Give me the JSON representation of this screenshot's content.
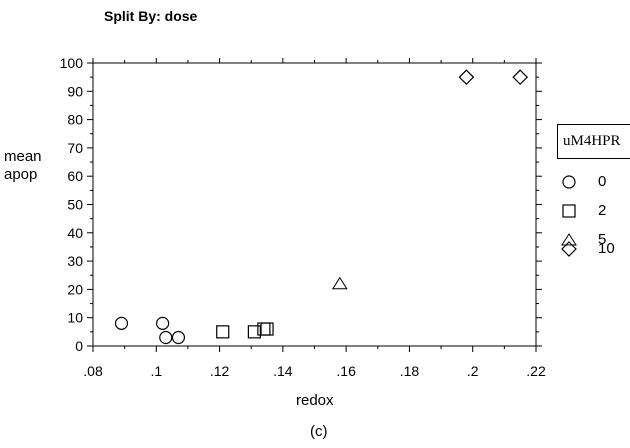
{
  "header": {
    "split_by": "Split By: dose"
  },
  "caption": "(c)",
  "legend": {
    "title": "uM4HPR",
    "items": [
      {
        "label": "0",
        "marker": "circle"
      },
      {
        "label": "2",
        "marker": "square"
      },
      {
        "label": "5",
        "marker": "triangle"
      },
      {
        "label": "10",
        "marker": "diamond"
      }
    ]
  },
  "chart_data": {
    "type": "scatter",
    "title": "",
    "xlabel": "redox",
    "ylabel_lines": [
      "mean",
      "apop"
    ],
    "xlim": [
      0.08,
      0.22
    ],
    "ylim": [
      0,
      100
    ],
    "x_ticks": [
      ".08",
      ".1",
      ".12",
      ".14",
      ".16",
      ".18",
      ".2",
      ".22"
    ],
    "x_tick_values": [
      0.08,
      0.1,
      0.12,
      0.14,
      0.16,
      0.18,
      0.2,
      0.22
    ],
    "y_ticks": [
      "0",
      "10",
      "20",
      "30",
      "40",
      "50",
      "60",
      "70",
      "80",
      "90",
      "100"
    ],
    "y_tick_values": [
      0,
      10,
      20,
      30,
      40,
      50,
      60,
      70,
      80,
      90,
      100
    ],
    "grid": false,
    "legend_position": "right",
    "series": [
      {
        "name": "0",
        "marker": "circle",
        "x": [
          0.089,
          0.102,
          0.103,
          0.107
        ],
        "y": [
          8,
          8,
          3,
          3
        ]
      },
      {
        "name": "2",
        "marker": "square",
        "x": [
          0.121,
          0.131,
          0.134,
          0.135
        ],
        "y": [
          5,
          5,
          6,
          6
        ]
      },
      {
        "name": "5",
        "marker": "triangle",
        "x": [
          0.158
        ],
        "y": [
          22
        ]
      },
      {
        "name": "10",
        "marker": "diamond",
        "x": [
          0.198,
          0.215
        ],
        "y": [
          95,
          95
        ]
      }
    ]
  }
}
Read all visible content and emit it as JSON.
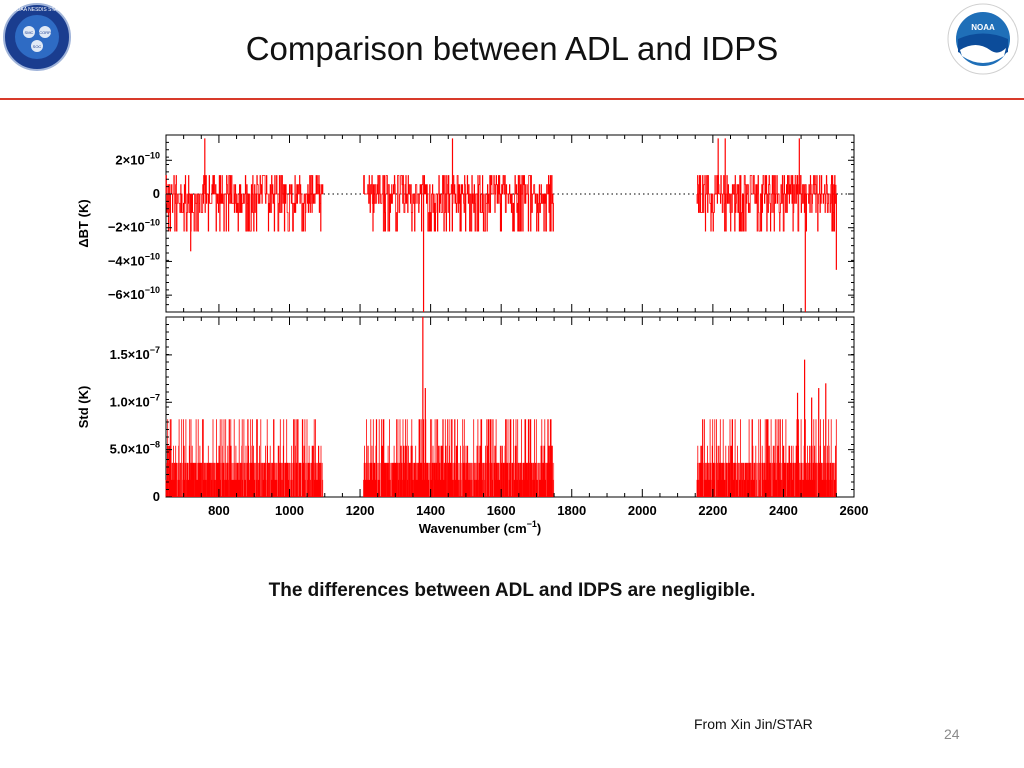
{
  "slide": {
    "title": "Comparison between ADL and IDPS",
    "caption": "The differences between ADL and IDPS are negligible.",
    "credit": "From Xin Jin/STAR",
    "page_number": "24",
    "accent_color": "#d83a2a",
    "logos": [
      {
        "name": "noaa-nesdis-star-logo",
        "text": "NOAA NESDIS STAR",
        "inner": [
          "SMC",
          "CORP",
          "SOC"
        ]
      },
      {
        "name": "noaa-logo",
        "text": "NOAA",
        "ring_text": "NATIONAL OCEANIC AND ATMOSPHERIC ADMINISTRATION · U.S. DEPARTMENT OF COMMERCE"
      }
    ]
  },
  "chart_data": [
    {
      "type": "line",
      "panel": "top",
      "ylabel": "ΔBT (K)",
      "xlim": [
        650,
        2600
      ],
      "ylim": [
        -7e-10,
        3.5e-10
      ],
      "yticks": [
        {
          "value": 2e-10,
          "label": "2×10",
          "exp": "−10"
        },
        {
          "value": 0,
          "label": "0",
          "exp": ""
        },
        {
          "value": -2e-10,
          "label": "−2×10",
          "exp": "−10"
        },
        {
          "value": -4e-10,
          "label": "−4×10",
          "exp": "−10"
        },
        {
          "value": -6e-10,
          "label": "−6×10",
          "exp": "−10"
        }
      ],
      "zero_line": "dotted",
      "series_color": "#ff0000",
      "bands": [
        [
          650,
          1095
        ],
        [
          1210,
          1750
        ],
        [
          2155,
          2550
        ]
      ],
      "typical_range": [
        -2.2e-10,
        1.1e-10
      ],
      "spikes": [
        {
          "x": 1380,
          "y": -7e-10
        },
        {
          "x": 1462,
          "y": 3.3e-10
        },
        {
          "x": 2462,
          "y": -7e-10
        },
        {
          "x": 2445,
          "y": 3.3e-10
        },
        {
          "x": 2235,
          "y": 3.3e-10
        },
        {
          "x": 2215,
          "y": 3.3e-10
        },
        {
          "x": 760,
          "y": 3.3e-10
        },
        {
          "x": 720,
          "y": -3.4e-10
        },
        {
          "x": 2550,
          "y": -4.5e-10
        }
      ]
    },
    {
      "type": "line",
      "panel": "bottom",
      "ylabel": "Std (K)",
      "xlabel": "Wavenumber (cm",
      "xlabel_exp": "−1",
      "xlabel_suffix": ")",
      "xlim": [
        650,
        2600
      ],
      "ylim": [
        0,
        1.9e-07
      ],
      "xticks": [
        800,
        1000,
        1200,
        1400,
        1600,
        1800,
        2000,
        2200,
        2400,
        2600
      ],
      "yticks": [
        {
          "value": 1.5e-07,
          "label": "1.5×10",
          "exp": "−7"
        },
        {
          "value": 1e-07,
          "label": "1.0×10",
          "exp": "−7"
        },
        {
          "value": 5e-08,
          "label": "5.0×10",
          "exp": "−8"
        },
        {
          "value": 0,
          "label": "0",
          "exp": ""
        }
      ],
      "series_color": "#ff0000",
      "bands": [
        [
          650,
          1095
        ],
        [
          1210,
          1750
        ],
        [
          2155,
          2550
        ]
      ],
      "typical_max": 8.2e-08,
      "spikes": [
        {
          "x": 1378,
          "y": 1.9e-07
        },
        {
          "x": 1385,
          "y": 1.15e-07
        },
        {
          "x": 2460,
          "y": 1.45e-07
        },
        {
          "x": 2520,
          "y": 1.2e-07
        },
        {
          "x": 2500,
          "y": 1.15e-07
        },
        {
          "x": 2440,
          "y": 1.1e-07
        },
        {
          "x": 2480,
          "y": 1.05e-07
        }
      ]
    }
  ]
}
═══
WHAT IS EXPECTED: Set the entries down again exactly. Do not include the images.

EXERCISE SOLUTION:
Give me the JSON representation of this screenshot's content.
{
  "header": {
    "split_by": "Split By: dose"
  },
  "caption": "(c)",
  "legend": {
    "title": "uM4HPR",
    "items": [
      {
        "label": "0",
        "marker": "circle"
      },
      {
        "label": "2",
        "marker": "square"
      },
      {
        "label": "5",
        "marker": "triangle"
      },
      {
        "label": "10",
        "marker": "diamond"
      }
    ]
  },
  "chart_data": {
    "type": "scatter",
    "title": "",
    "xlabel": "redox",
    "ylabel_lines": [
      "mean",
      "apop"
    ],
    "xlim": [
      0.08,
      0.22
    ],
    "ylim": [
      0,
      100
    ],
    "x_ticks": [
      ".08",
      ".1",
      ".12",
      ".14",
      ".16",
      ".18",
      ".2",
      ".22"
    ],
    "x_tick_values": [
      0.08,
      0.1,
      0.12,
      0.14,
      0.16,
      0.18,
      0.2,
      0.22
    ],
    "y_ticks": [
      "0",
      "10",
      "20",
      "30",
      "40",
      "50",
      "60",
      "70",
      "80",
      "90",
      "100"
    ],
    "y_tick_values": [
      0,
      10,
      20,
      30,
      40,
      50,
      60,
      70,
      80,
      90,
      100
    ],
    "grid": false,
    "legend_position": "right",
    "series": [
      {
        "name": "0",
        "marker": "circle",
        "x": [
          0.089,
          0.102,
          0.103,
          0.107
        ],
        "y": [
          8,
          8,
          3,
          3
        ]
      },
      {
        "name": "2",
        "marker": "square",
        "x": [
          0.121,
          0.131,
          0.134,
          0.135
        ],
        "y": [
          5,
          5,
          6,
          6
        ]
      },
      {
        "name": "5",
        "marker": "triangle",
        "x": [
          0.158
        ],
        "y": [
          22
        ]
      },
      {
        "name": "10",
        "marker": "diamond",
        "x": [
          0.198,
          0.215
        ],
        "y": [
          95,
          95
        ]
      }
    ]
  }
}
Read all visible content and emit it as JSON.
{
  "slide": {
    "title": "Comparison between ADL and IDPS",
    "caption": "The differences between ADL and IDPS are negligible.",
    "credit": "From Xin Jin/STAR",
    "page_number": "24",
    "accent_color": "#d83a2a",
    "logos": [
      {
        "name": "noaa-nesdis-star-logo",
        "text": "NOAA NESDIS STAR",
        "inner": [
          "SMC",
          "CORP",
          "SOC"
        ]
      },
      {
        "name": "noaa-logo",
        "text": "NOAA",
        "ring_text": "NATIONAL OCEANIC AND ATMOSPHERIC ADMINISTRATION · U.S. DEPARTMENT OF COMMERCE"
      }
    ]
  },
  "chart_data": [
    {
      "type": "line",
      "panel": "top",
      "ylabel": "ΔBT (K)",
      "xlim": [
        650,
        2600
      ],
      "ylim": [
        -7e-10,
        3.5e-10
      ],
      "yticks": [
        {
          "value": 2e-10,
          "label": "2×10",
          "exp": "−10"
        },
        {
          "value": 0,
          "label": "0",
          "exp": ""
        },
        {
          "value": -2e-10,
          "label": "−2×10",
          "exp": "−10"
        },
        {
          "value": -4e-10,
          "label": "−4×10",
          "exp": "−10"
        },
        {
          "value": -6e-10,
          "label": "−6×10",
          "exp": "−10"
        }
      ],
      "zero_line": "dotted",
      "series_color": "#ff0000",
      "bands": [
        [
          650,
          1095
        ],
        [
          1210,
          1750
        ],
        [
          2155,
          2550
        ]
      ],
      "typical_range": [
        -2.2e-10,
        1.1e-10
      ],
      "spikes": [
        {
          "x": 1380,
          "y": -7e-10
        },
        {
          "x": 1462,
          "y": 3.3e-10
        },
        {
          "x": 2462,
          "y": -7e-10
        },
        {
          "x": 2445,
          "y": 3.3e-10
        },
        {
          "x": 2235,
          "y": 3.3e-10
        },
        {
          "x": 2215,
          "y": 3.3e-10
        },
        {
          "x": 760,
          "y": 3.3e-10
        },
        {
          "x": 720,
          "y": -3.4e-10
        },
        {
          "x": 2550,
          "y": -4.5e-10
        }
      ]
    },
    {
      "type": "line",
      "panel": "bottom",
      "ylabel": "Std (K)",
      "xlabel": "Wavenumber (cm",
      "xlabel_exp": "−1",
      "xlabel_suffix": ")",
      "xlim": [
        650,
        2600
      ],
      "ylim": [
        0,
        1.9e-07
      ],
      "xticks": [
        800,
        1000,
        1200,
        1400,
        1600,
        1800,
        2000,
        2200,
        2400,
        2600
      ],
      "yticks": [
        {
          "value": 1.5e-07,
          "label": "1.5×10",
          "exp": "−7"
        },
        {
          "value": 1e-07,
          "label": "1.0×10",
          "exp": "−7"
        },
        {
          "value": 5e-08,
          "label": "5.0×10",
          "exp": "−8"
        },
        {
          "value": 0,
          "label": "0",
          "exp": ""
        }
      ],
      "series_color": "#ff0000",
      "bands": [
        [
          650,
          1095
        ],
        [
          1210,
          1750
        ],
        [
          2155,
          2550
        ]
      ],
      "typical_max": 8.2e-08,
      "spikes": [
        {
          "x": 1378,
          "y": 1.9e-07
        },
        {
          "x": 1385,
          "y": 1.15e-07
        },
        {
          "x": 2460,
          "y": 1.45e-07
        },
        {
          "x": 2520,
          "y": 1.2e-07
        },
        {
          "x": 2500,
          "y": 1.15e-07
        },
        {
          "x": 2440,
          "y": 1.1e-07
        },
        {
          "x": 2480,
          "y": 1.05e-07
        }
      ]
    }
  ]
}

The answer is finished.